▶ WHAT YOU NEED TO DO
Reproduce all the lines below exactly and omit the images.

=== EXERCISE INPUT ===

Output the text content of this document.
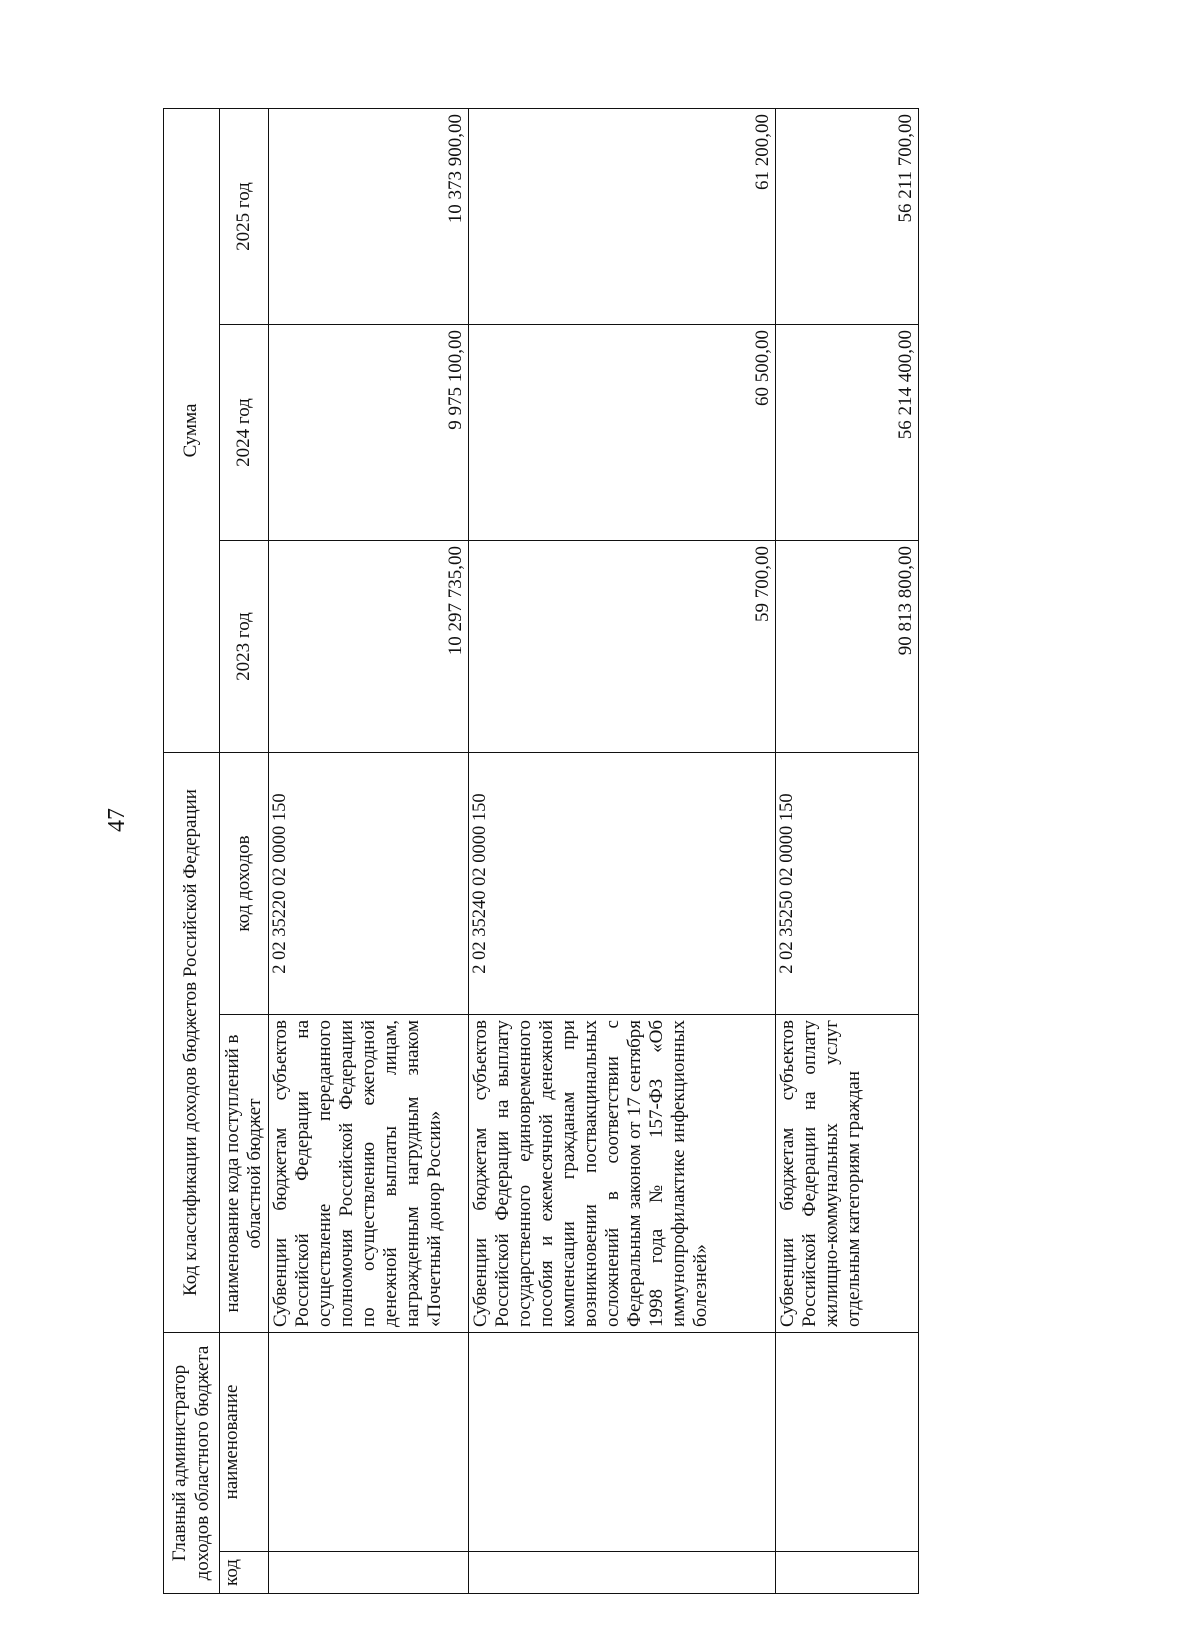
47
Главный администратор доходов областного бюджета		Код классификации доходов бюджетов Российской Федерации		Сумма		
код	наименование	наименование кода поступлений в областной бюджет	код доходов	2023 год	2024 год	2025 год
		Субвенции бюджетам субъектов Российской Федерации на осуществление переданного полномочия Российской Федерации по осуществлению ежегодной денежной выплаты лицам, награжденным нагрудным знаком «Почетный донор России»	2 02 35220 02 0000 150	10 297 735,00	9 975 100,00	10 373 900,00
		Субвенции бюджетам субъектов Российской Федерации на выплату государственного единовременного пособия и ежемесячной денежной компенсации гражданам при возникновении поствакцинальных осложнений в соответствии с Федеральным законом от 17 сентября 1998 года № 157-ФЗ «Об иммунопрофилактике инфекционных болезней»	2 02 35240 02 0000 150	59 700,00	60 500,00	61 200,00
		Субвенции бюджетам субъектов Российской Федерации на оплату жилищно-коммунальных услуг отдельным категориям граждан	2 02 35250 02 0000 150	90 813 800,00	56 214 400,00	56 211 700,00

===

▶ COMPLETE ANSWER
Output the text content of this document.
47
Главный администратор доходов областного бюджета		Код классификации доходов бюджетов Российской Федерации		Сумма		
код	наименование	наименование кода поступлений в областной бюджет	код доходов	2023 год	2024 год	2025 год
		Субвенции бюджетам субъектов Российской Федерации на осуществление переданного полномочия Российской Федерации по осуществлению ежегодной денежной выплаты лицам, награжденным нагрудным знаком «Почетный донор России»	2 02 35220 02 0000 150	10 297 735,00	9 975 100,00	10 373 900,00
		Субвенции бюджетам субъектов Российской Федерации на выплату государственного единовременного пособия и ежемесячной денежной компенсации гражданам при возникновении поствакцинальных осложнений в соответствии с Федеральным законом от 17 сентября 1998 года № 157-ФЗ «Об иммунопрофилактике инфекционных болезней»	2 02 35240 02 0000 150	59 700,00	60 500,00	61 200,00
		Субвенции бюджетам субъектов Российской Федерации на оплату жилищно-коммунальных услуг отдельным категориям граждан	2 02 35250 02 0000 150	90 813 800,00	56 214 400,00	56 211 700,00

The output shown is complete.